### Problem to solve
In the listing below, find every line containing "label" and copy it out.

## Begin

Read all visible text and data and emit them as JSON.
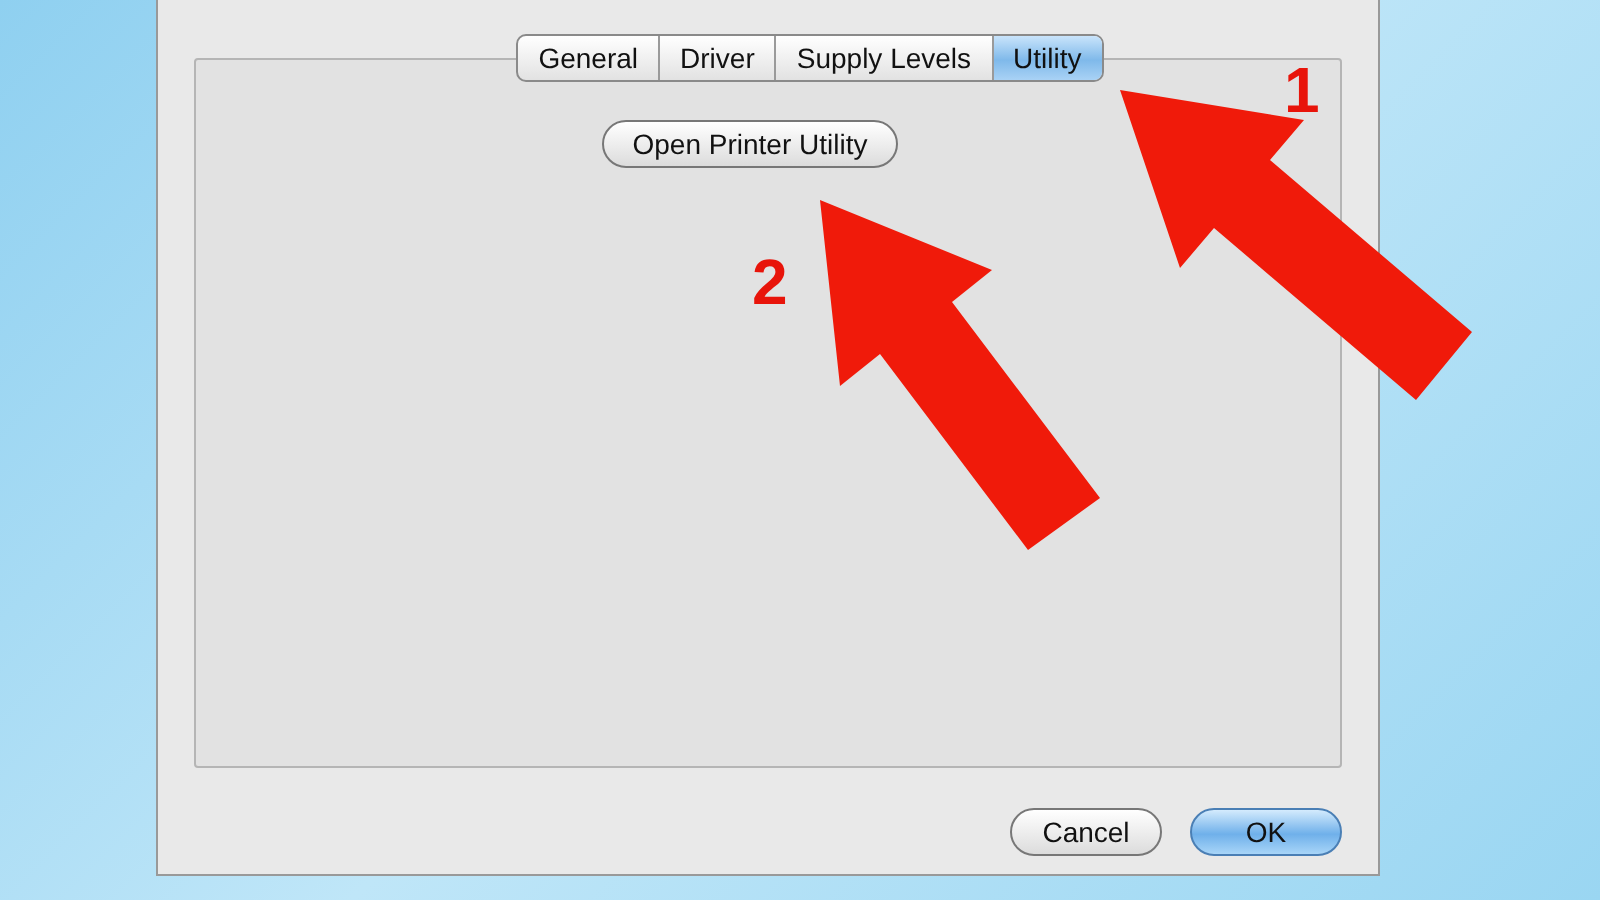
{
  "dialog": {
    "tabs": [
      {
        "label": "General",
        "selected": false
      },
      {
        "label": "Driver",
        "selected": false
      },
      {
        "label": "Supply Levels",
        "selected": false
      },
      {
        "label": "Utility",
        "selected": true
      }
    ],
    "action_button": "Open Printer Utility",
    "buttons": [
      {
        "label": "Cancel",
        "default": false
      },
      {
        "label": "OK",
        "default": true
      }
    ]
  },
  "annotations": [
    {
      "label": "1"
    },
    {
      "label": "2"
    }
  ]
}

## End

### Output below
        "label": "General",
        "label": "Driver",
        "label": "Supply Levels",
        "label": "Utility",
        "label": "Cancel",
        "label": "OK",
      "label": "1"
      "label": "2"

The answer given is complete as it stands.